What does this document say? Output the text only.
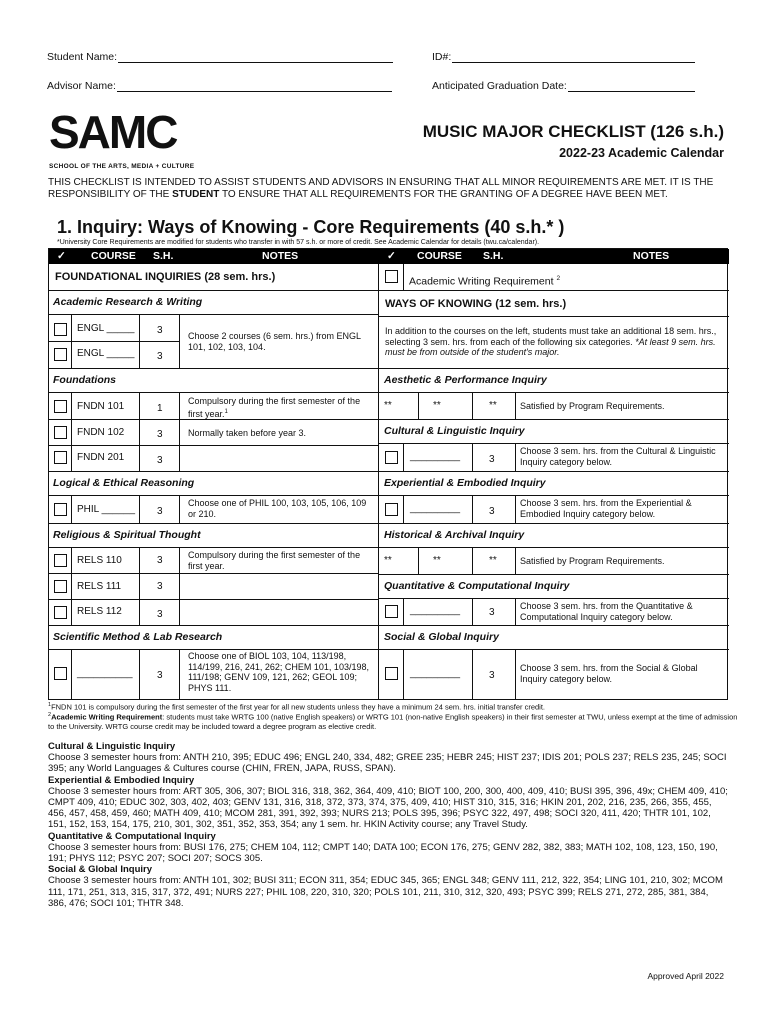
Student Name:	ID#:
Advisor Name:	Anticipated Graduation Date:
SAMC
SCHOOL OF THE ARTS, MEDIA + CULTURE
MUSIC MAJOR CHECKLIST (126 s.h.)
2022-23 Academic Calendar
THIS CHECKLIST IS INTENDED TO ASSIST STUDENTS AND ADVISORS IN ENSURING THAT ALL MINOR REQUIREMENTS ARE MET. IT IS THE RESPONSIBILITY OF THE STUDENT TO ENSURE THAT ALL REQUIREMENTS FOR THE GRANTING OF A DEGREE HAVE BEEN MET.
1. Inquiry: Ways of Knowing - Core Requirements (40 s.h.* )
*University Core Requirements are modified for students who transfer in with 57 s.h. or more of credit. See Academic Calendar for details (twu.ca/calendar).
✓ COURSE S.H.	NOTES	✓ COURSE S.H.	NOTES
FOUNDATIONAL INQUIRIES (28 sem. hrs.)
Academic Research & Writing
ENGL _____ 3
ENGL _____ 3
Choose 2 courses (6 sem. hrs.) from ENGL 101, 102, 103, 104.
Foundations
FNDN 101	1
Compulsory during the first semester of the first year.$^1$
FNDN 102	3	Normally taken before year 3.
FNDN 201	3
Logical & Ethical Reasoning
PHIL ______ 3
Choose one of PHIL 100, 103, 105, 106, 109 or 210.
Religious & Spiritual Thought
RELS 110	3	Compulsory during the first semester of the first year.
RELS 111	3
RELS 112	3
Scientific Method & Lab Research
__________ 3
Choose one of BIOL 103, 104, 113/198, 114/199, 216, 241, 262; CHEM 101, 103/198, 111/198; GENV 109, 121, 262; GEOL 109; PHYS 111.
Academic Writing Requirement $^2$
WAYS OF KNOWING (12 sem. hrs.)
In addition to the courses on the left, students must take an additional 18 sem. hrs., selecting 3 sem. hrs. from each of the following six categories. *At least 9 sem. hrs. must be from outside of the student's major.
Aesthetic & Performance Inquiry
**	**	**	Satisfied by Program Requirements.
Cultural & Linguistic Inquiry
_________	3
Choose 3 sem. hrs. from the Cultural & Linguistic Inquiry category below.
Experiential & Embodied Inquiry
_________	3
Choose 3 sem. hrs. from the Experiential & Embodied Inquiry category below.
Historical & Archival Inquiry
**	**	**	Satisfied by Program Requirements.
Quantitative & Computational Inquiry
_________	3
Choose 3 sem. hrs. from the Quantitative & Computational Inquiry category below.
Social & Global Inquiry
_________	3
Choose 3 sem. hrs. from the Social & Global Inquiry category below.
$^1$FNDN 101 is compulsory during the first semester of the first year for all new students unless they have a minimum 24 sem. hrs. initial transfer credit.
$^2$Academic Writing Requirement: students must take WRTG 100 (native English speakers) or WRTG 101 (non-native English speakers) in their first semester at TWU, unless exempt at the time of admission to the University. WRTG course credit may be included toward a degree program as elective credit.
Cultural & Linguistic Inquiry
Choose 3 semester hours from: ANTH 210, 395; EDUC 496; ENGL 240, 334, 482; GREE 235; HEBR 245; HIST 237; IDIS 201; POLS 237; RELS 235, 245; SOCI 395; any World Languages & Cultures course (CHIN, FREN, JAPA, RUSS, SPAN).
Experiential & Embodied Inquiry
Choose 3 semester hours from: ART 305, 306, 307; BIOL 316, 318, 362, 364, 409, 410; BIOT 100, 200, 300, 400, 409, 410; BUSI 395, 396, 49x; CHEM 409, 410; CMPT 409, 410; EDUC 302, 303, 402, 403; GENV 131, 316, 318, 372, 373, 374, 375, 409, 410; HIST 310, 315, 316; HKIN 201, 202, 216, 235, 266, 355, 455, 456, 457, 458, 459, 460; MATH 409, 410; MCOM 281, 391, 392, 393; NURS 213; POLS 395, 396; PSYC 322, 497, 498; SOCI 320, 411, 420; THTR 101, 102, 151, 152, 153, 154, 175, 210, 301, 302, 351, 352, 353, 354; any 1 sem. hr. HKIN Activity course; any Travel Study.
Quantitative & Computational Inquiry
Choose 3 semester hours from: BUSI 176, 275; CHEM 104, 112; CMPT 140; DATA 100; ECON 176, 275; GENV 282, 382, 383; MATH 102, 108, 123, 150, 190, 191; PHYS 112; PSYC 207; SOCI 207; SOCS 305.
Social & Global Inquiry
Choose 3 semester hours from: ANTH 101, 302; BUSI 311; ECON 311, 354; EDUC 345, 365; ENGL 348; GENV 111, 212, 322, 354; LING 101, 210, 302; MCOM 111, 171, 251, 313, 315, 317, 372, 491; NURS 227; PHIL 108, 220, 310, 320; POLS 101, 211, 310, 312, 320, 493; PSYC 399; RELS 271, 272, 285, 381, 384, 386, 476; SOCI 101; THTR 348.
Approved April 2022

● ● ● ● ● ● ●

▶ **DO THIS**
Show every line above in which the word "Academic" occurs.

▶ **OUTPUT OF THE TASK**
2022-23 Academic Calendar
*University Core Requirements are modified for students who transfer in with 57 s.h. or more of credit. See Academic Calendar for details (twu.ca/calendar).
Academic Research & Writing
Academic Writing Requirement $^2$
$^2$Academic Writing Requirement: students must take WRTG 100 (native English speakers) or WRTG 101 (non-native English speakers) in their first semester at TWU, unless exempt at the time of admission to the University. WRTG course credit may be included toward a degree program as elective credit.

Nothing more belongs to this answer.